- _Source document_:
^^^^

Sunday, February 7, 2010

Part 6: Book Review - Prospects for Interstellar Travel

Continuing on with this book review series, we look at Chapter 9 where the author considers the various biological factors for the starship habitat design. A deep understanding of ecological and biochemical systems is required if one wishes to consider the case of sending a starship with 100 people operating over 30 generations for 1000 years. Discussion of the various factors that might make it difficult for humans or other biological beings to survive for these long periods are also considered however: "it is expected that if the physical problems of interstellar travel can be solved, determined humans are likely to solve the biological and social ones." The social and ethical issues for humans remaining in this closed system for these long periods are also considered.

Several systems of the closed ecosystem of the starship are outlined by the author. Heating is stated not so much as a problem as a human idles at about 100 Watts and 200 W when moderately active and gives a value of 1000 W total per person when one takes into account the typical equipment that the person will use such as lighting, computers, cooking, shop tools, lab instruments etc. Other equipment outlined for the habitat would include instruments, water pumps, ventilation system, environment recycling system, light for food growing etc. All these produce heat and for 100 persons an estimated total of 1 MW is given. Keeping temperature at say 20°C wouldn't be much of a problem because of the habitat's insulation and any excess heat can be sent to storage areas as a dump heat. Most of the lighting in use would be needed for food plants which need at least 1/10 of Earth's solar intensity or more than 100 W/m^2 with a certain spectral quality.

Atmospheric requirements for human needs requires a pressure of at least 13,000 Pascals (bit over half of standard Earth atmospheric oxygen) together with Nitrogen at 27,000 Pa which is relatively inert for humans but necesaary for some organisms. CO2 levels must be kept below 400 Pa and humidity should be kept below 20% Rel. to let people cool without sweating too much.

^^^^

Records from a collection:
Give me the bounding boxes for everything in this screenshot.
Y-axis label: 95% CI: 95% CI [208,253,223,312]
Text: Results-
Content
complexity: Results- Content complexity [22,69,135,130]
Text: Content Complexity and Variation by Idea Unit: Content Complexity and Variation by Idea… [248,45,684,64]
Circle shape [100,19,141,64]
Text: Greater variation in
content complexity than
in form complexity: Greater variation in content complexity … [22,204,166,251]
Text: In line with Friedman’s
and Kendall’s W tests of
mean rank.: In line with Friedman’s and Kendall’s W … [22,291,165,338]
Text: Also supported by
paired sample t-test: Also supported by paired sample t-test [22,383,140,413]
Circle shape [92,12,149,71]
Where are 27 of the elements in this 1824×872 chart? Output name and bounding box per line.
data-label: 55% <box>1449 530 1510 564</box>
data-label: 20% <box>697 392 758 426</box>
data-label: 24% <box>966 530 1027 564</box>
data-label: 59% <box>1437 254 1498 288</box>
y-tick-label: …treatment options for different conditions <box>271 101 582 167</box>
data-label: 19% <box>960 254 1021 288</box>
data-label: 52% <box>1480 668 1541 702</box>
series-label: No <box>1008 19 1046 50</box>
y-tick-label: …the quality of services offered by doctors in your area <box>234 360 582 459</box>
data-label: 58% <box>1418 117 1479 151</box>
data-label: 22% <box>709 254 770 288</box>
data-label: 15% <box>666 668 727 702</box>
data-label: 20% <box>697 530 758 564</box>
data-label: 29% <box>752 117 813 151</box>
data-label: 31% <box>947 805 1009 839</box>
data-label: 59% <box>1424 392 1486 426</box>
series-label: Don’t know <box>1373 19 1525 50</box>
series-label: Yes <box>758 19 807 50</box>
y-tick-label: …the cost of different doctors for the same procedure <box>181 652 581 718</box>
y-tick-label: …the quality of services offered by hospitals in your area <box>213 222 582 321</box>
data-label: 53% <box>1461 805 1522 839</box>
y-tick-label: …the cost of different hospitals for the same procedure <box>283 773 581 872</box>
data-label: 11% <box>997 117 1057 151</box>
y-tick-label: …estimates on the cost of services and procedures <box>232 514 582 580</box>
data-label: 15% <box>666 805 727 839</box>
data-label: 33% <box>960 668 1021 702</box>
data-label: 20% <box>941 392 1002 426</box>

^^^^

- _Work request A_: In the book review of Prospects for Interstellar Travel, retype the stretch from "Sunday, February 7, 2010" through "are also considered.".
- _Work request B_: Continue the book review of Prospects for Interstellar Travel from where it stops.

- _Reply A_:
Sunday, February 7, 2010

Part 6: Book Review - Prospects for Interstellar Travel

Continuing on with this book review series, we look at Chapter 9 where the author considers the various biological factors for the starship habitat design. A deep understanding of ecological and biochemical systems is required if one wishes to consider the case of sending a starship with 100 people operating over 30 generations for 1000 years. Discussion of the various factors that might make it difficult for humans or other biological beings to survive for these long periods are also considered however: "it is expected that if the physical problems of interstellar travel can be solved, determined humans are likely to solve the biological and social ones." The social and ethical issues for humans remaining in this closed system for these long periods are also considered.

- _Reply B_:
An estimate of this habitat volume is given at 30,000 m^3 for a volume of 300 m^3 per person. Water is vital to all organisms and a sophisticated water recycling system will be needed where: "purified water must come from waste treatment discussed later and can be of several grades: drinking and cooking; washing bodies, clothes, habitat, and equipment; watering plants; medical and laboratory; and industrial processes." Use is then mentioned of deionized water to prevent corrosion in the plumbing pipes, small amounts of minerals can be added to drinking water later for taste. Waste water will need non-corrodible pipes. Upto 100 tonnes (upto 1 tonne per person) is given as the total requirement with most of this going to watering the plants.

What would life be like for the starship inhabitants on their way to the stars? The author gives us an idea what the ecosystem needs to cope with: "People must wake, toilet, eat, wash body, clean special parts (nose, ears, hair, nails, teeth), clean living area, snack, work on familiar and new tasks, toilet, converse, make love, wash, cook and eat, rest, exercise, work, eat, meet, converse, repair clothes and other personal equipment, snack, wash hands, have fun individually or with others, toilet, and try to relax and sleep after another domestic day in a small starship hurtling through space. In zero gee all these activities would be different, with some harder, some easier... sleep and sex might be fun since one can be comfortable in any position."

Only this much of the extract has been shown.